▶ **Task details**: Give the total number of lines in the data below that include "Society", and nothing else.

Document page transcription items

---

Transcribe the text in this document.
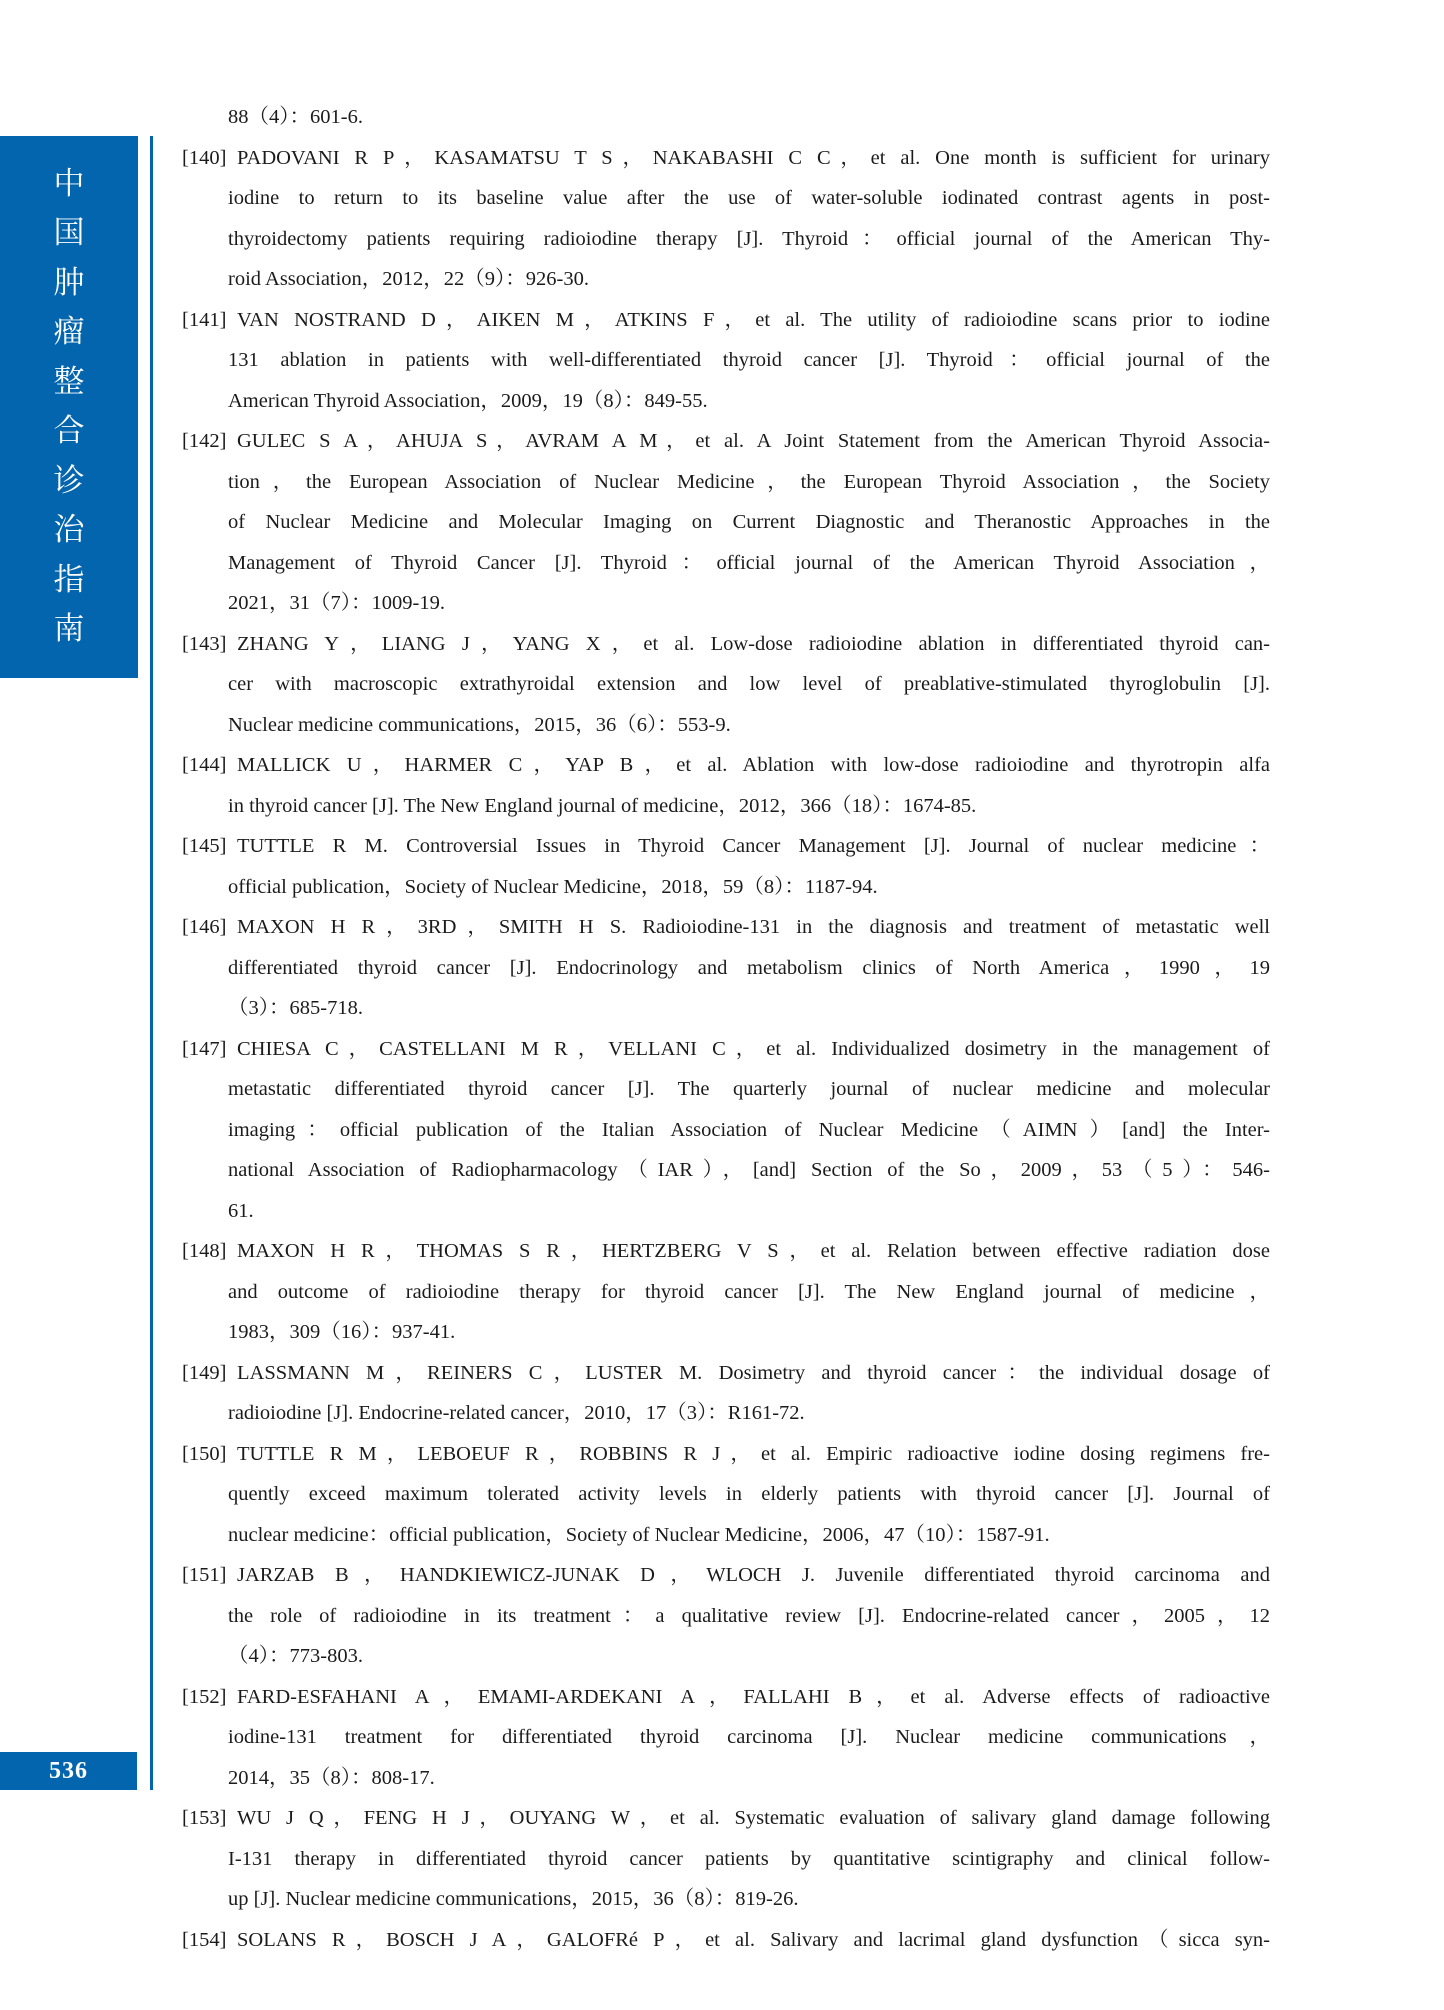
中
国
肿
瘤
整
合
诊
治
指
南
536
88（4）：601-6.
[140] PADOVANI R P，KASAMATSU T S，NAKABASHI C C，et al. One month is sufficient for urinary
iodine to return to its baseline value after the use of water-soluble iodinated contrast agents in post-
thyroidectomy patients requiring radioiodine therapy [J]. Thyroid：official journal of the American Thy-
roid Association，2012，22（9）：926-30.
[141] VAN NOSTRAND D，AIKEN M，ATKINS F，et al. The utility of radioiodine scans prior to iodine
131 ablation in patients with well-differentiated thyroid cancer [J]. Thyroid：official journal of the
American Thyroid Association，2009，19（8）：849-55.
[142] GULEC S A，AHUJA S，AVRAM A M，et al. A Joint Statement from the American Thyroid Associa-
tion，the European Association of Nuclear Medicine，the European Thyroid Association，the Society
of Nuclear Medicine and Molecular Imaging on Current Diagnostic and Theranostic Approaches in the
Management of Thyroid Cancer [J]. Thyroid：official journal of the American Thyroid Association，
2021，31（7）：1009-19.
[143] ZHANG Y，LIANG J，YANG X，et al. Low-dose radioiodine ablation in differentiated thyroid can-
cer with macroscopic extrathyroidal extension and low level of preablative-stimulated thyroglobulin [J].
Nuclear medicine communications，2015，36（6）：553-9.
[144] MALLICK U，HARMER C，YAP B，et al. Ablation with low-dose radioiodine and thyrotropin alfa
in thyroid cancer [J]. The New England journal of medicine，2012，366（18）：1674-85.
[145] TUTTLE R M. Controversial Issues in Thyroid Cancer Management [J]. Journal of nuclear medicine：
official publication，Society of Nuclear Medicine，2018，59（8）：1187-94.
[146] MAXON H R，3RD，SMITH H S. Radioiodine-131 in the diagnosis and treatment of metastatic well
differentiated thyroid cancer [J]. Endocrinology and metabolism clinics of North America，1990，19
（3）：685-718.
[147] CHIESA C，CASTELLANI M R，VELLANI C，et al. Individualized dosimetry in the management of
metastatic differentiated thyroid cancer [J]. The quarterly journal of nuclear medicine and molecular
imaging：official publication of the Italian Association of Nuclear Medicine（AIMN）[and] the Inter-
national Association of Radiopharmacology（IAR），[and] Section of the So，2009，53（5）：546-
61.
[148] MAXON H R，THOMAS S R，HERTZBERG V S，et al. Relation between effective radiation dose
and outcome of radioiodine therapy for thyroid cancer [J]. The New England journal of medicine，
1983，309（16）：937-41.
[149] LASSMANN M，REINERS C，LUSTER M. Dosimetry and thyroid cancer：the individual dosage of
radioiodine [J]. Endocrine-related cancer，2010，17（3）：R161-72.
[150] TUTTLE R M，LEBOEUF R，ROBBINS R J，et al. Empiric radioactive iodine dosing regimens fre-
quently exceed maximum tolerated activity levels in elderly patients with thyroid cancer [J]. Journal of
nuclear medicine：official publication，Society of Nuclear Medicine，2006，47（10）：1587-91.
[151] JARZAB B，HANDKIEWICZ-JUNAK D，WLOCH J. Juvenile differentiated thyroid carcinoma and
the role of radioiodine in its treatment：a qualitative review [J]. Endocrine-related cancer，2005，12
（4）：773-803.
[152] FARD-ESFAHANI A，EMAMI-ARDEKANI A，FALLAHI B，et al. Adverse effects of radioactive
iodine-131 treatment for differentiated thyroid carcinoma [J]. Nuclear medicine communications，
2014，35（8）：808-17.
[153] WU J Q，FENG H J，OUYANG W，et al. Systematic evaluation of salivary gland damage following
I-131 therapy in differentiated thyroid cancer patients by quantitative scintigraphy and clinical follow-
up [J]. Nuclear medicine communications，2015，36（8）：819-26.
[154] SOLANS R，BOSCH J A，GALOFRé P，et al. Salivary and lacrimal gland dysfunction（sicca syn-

---

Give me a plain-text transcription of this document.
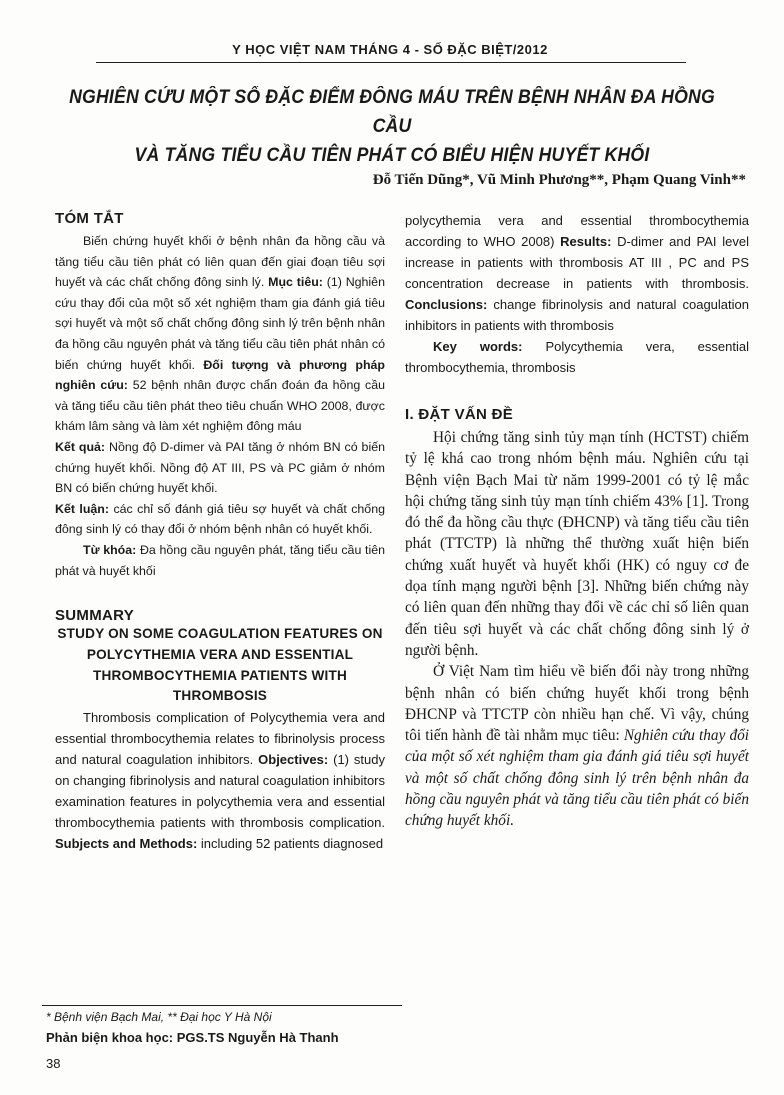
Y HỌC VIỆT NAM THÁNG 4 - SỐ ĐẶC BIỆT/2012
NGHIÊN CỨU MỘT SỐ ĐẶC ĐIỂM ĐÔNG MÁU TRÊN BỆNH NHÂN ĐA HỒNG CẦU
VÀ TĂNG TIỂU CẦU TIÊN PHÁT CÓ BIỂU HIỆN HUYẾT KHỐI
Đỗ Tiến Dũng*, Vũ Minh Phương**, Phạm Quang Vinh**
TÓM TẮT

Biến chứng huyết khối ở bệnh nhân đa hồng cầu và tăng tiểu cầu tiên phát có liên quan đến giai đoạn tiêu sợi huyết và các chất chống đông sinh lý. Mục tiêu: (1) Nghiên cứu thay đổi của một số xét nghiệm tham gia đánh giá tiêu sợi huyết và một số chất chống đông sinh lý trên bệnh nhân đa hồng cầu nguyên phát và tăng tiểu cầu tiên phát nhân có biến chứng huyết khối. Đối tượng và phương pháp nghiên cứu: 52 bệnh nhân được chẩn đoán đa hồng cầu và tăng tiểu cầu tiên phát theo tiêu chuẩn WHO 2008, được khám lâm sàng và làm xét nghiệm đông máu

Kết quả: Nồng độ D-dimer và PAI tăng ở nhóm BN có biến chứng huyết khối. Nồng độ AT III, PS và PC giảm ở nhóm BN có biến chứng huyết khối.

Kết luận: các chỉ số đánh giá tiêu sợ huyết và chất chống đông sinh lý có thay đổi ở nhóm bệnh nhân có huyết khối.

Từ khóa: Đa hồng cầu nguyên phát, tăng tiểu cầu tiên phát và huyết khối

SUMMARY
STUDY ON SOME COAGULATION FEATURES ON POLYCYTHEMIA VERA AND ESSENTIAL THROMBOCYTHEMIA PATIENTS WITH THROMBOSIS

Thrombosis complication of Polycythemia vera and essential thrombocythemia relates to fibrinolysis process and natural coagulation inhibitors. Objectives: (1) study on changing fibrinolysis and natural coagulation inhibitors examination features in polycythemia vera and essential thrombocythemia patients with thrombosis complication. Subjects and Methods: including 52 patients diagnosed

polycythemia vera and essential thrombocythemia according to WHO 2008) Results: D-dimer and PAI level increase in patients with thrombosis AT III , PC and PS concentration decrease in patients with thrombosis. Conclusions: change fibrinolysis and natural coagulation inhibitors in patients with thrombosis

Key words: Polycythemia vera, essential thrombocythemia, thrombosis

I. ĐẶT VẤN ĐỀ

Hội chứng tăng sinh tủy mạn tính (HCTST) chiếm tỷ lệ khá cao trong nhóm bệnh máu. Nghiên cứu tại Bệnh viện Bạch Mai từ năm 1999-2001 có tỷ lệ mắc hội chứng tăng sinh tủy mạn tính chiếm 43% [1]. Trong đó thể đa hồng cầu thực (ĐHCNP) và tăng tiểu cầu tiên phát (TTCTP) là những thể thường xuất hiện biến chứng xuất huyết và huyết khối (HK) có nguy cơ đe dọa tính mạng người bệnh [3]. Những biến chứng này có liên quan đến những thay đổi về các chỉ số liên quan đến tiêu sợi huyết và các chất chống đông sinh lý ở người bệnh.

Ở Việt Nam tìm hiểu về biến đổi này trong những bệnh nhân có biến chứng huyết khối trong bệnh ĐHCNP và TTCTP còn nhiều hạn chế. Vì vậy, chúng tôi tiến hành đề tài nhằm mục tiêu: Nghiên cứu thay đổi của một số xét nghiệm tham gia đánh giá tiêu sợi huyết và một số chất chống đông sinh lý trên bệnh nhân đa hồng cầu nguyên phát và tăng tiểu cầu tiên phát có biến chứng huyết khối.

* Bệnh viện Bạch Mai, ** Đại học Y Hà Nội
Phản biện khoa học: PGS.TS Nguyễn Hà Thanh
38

---

▶ **Solution to this exercise**: 3